▶ **Written tasks**:
A. Arrange the records, starting with their first line and going on through the line containing "search-input[interactable]: Search xyxy=(197,875,289,910)", as a Markdown table with the columns Row and Line, omitting any blank lines.
B. Pick up the CombineColumns documentation at the point where it stops and continue it.

▶ **Document segment**:
Skip to content

CombineColumns

Combines columns from a list of StepInput.

CombineColumns is a Step that implements the process method that calls the combine_dicts function to handle and combine a list of StepInput. Also CombineColumns provides two attributes columns and output_columns to specify the columns to merge and the output columns which will override the default value for the properties inputs and outputs, respectively.

Attributes

  • columns: List of strings with the names of the columns to merge.

  • output_columns: Optional list of strings with the names of the output columns.

Input & Output Columns

graph TD
    subgraph Dataset
        subgraph Columns
            ICOL0[dynamic]
        end
        subgraph New columns
            OCOL0[dynamic]
        end
    end

    subgraph CombineColumns
        StepInput[Input Columns: dynamic]
        StepOutput[Output Columns: dynamic]
    end

    ICOL0 --> StepInput
    StepOutput --> OCOL0
    StepInput --> StepOutput

Inputs

  • dynamic (determined by columns attribute): The columns to merge.

Outputs

  • dynamic (determined by columns and output_columns attributes): The columns that were merged.

Examples

Combine columns of a dataset

from distilabel.steps import CombineColumns

combine_columns = CombineColumns(
    name="combine_columns",
    columns=["generation", "model_name"],
)

Listings of element regions
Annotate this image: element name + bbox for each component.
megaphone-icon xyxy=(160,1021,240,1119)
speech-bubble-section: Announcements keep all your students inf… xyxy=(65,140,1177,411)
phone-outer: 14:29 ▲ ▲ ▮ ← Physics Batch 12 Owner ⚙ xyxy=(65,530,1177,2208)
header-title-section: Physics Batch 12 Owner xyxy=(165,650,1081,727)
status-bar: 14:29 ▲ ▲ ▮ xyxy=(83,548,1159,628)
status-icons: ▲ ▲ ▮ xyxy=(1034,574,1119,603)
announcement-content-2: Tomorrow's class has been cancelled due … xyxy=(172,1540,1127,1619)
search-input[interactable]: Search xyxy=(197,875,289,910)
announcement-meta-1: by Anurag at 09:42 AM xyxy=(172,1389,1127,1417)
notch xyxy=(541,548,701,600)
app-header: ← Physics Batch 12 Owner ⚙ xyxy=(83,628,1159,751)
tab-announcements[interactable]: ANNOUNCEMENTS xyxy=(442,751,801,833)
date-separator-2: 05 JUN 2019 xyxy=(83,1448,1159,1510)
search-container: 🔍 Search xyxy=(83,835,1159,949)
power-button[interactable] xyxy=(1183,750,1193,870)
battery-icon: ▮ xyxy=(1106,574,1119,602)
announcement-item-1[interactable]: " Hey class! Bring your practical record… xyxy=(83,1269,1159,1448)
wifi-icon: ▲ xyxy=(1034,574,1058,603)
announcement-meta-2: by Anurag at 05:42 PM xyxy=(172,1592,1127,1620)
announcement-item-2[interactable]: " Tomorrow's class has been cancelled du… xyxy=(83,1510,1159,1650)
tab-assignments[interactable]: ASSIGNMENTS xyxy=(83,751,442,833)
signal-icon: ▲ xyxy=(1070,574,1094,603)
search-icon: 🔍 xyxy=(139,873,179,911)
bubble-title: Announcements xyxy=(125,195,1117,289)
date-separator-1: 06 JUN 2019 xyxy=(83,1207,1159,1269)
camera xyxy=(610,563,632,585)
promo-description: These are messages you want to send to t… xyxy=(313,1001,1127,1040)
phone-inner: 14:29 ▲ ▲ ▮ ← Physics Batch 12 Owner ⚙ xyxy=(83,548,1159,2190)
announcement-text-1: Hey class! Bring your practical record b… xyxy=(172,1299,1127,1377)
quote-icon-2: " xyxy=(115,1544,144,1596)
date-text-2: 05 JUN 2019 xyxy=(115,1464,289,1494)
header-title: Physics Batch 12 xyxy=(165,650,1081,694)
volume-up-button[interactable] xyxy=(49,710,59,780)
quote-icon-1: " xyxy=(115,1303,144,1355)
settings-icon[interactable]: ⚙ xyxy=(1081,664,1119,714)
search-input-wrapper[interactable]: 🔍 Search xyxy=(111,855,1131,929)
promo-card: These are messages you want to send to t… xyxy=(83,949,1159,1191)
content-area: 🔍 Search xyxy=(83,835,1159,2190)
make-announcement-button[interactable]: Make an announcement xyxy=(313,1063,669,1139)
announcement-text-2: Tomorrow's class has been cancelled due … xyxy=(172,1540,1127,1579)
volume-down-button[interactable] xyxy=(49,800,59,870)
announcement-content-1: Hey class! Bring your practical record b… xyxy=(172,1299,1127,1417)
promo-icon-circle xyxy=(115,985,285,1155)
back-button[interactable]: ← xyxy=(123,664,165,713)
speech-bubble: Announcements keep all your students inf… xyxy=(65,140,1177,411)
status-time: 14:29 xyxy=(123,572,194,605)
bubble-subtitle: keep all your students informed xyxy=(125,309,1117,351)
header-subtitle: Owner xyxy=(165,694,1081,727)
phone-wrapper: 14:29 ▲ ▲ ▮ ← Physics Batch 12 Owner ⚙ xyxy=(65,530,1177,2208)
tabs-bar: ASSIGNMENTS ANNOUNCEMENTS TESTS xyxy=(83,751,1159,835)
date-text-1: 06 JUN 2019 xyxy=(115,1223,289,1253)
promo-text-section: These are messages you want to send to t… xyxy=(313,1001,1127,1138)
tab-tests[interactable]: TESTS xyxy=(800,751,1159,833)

▶ **Responses in order**:
A.
| Row | Line |
|---|---|
| 1 | Annotate this image: element name + bbox for each component. |
| 2 | megaphone-icon xyxy=(160,1021,240,1119) |
| 3 | speech-bubble-section: Announcements keep all your students inf… xyxy=(65,140,1177,411) |
| 4 | phone-outer: 14:29 ▲ ▲ ▮ ← Physics Batch 12 Owner ⚙ xyxy=(65,530,1177,2208) |
| 5 | header-title-section: Physics Batch 12 Owner xyxy=(165,650,1081,727) |
| 6 | status-bar: 14:29 ▲ ▲ ▮ xyxy=(83,548,1159,628) |
| 7 | status-icons: ▲ ▲ ▮ xyxy=(1034,574,1119,603) |
| 8 | announcement-content-2: Tomorrow's class has been cancelled due … xyxy=(172,1540,1127,1619) |
| 9 | search-input[interactable]: Search xyxy=(197,875,289,910) |

B.
combine_columns.load()

result = next(
    combine_columns.process(
        [{"generation": "AI generated text"}, {"model_name": "my_model"}],
        [{"generation": "Other generated text", "model_name": "my_model"}]
    )
)
# >>> result
# [{'merged_generation': ['AI generated text', 'Other generated text'], 'merged_model_name': ['my_model']}]

Specify the name of the output columns

from distilabel.steps import CombineColumns

combine_columns = CombineColumns(
    name="combine_columns",
    columns=["generation", "model_name"],
    output_columns=["generations", "generation_models"]
)
combine_columns.load()

result = next(
    combine_columns.process(
        [{"generation": "AI generated text"}, {"model_name": "my_model"}],
        [{"generation": "Other generated text", "model_name": "my_model"}]
    )
)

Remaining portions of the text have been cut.